» Given problem: Copy every line of the data in which the word "plníme" occurs.
# start of Entries shown
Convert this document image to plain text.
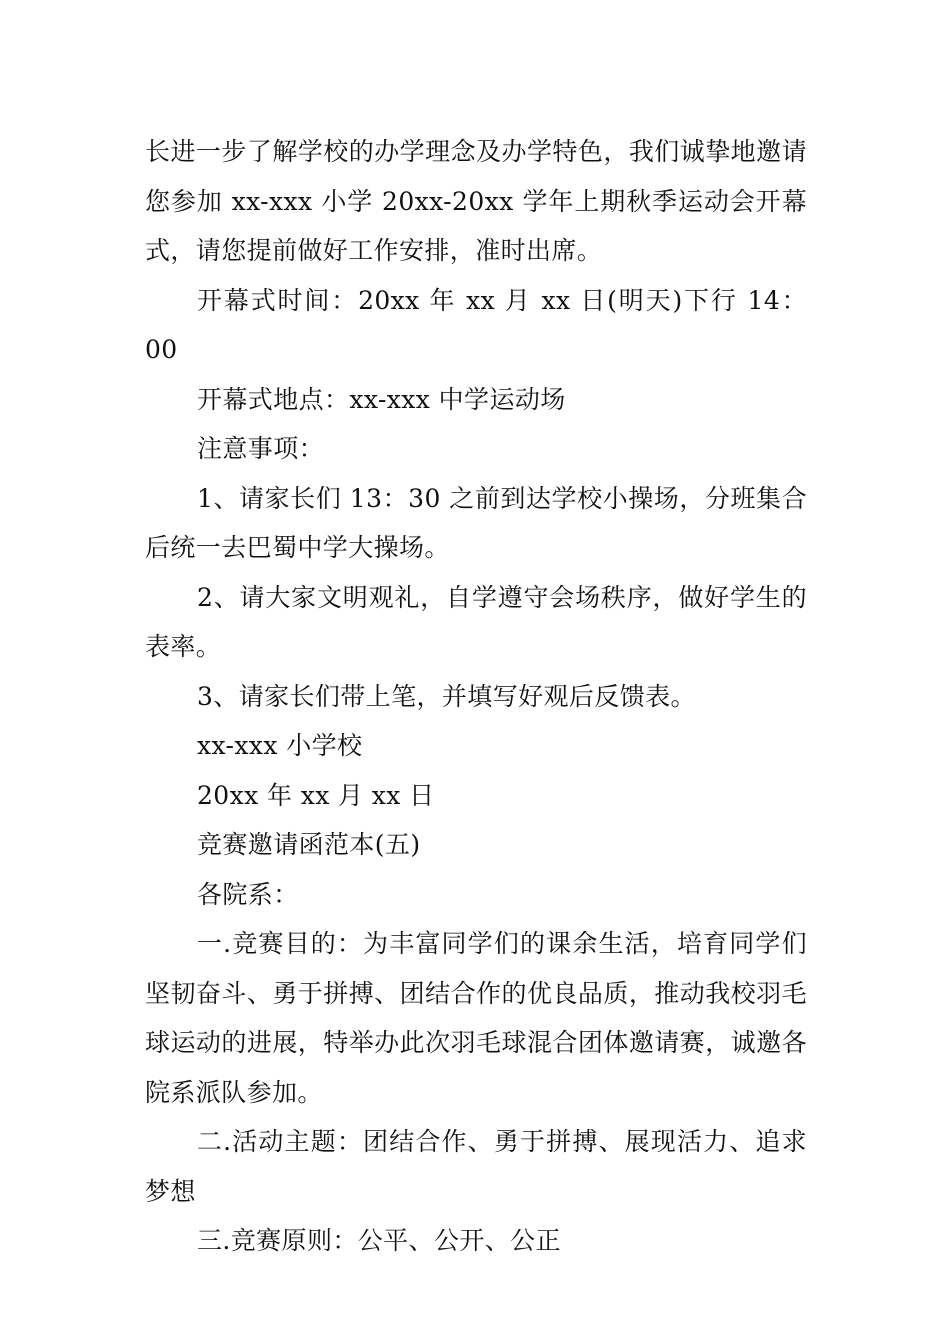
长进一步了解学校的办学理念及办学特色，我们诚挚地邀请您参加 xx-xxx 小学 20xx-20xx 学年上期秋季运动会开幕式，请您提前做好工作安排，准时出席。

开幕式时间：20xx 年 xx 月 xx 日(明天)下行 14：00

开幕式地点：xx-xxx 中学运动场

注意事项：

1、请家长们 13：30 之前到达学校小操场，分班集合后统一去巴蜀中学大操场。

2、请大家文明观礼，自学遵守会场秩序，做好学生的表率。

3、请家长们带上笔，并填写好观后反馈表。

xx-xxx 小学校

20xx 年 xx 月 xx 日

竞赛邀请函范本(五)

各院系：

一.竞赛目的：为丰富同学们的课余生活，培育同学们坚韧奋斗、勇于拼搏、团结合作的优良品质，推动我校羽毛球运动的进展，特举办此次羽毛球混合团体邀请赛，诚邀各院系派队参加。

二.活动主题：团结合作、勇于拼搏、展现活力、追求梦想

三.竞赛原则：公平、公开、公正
# end of Entries shown
# start of Entries shown
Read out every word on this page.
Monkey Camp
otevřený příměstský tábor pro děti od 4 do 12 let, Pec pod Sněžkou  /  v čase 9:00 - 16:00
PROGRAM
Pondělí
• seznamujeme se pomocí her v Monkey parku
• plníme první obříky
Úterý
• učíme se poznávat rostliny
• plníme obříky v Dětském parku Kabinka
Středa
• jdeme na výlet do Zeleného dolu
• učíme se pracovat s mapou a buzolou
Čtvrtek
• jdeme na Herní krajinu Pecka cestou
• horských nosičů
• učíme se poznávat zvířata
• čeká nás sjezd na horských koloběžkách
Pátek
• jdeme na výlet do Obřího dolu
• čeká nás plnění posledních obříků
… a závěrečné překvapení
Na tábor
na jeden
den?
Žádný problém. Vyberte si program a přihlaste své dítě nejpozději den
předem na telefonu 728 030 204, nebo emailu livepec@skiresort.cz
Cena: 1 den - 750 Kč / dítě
# end of Entries shown
» Task answer:
• plníme první obříky
• plníme obříky v Dětském parku Kabinka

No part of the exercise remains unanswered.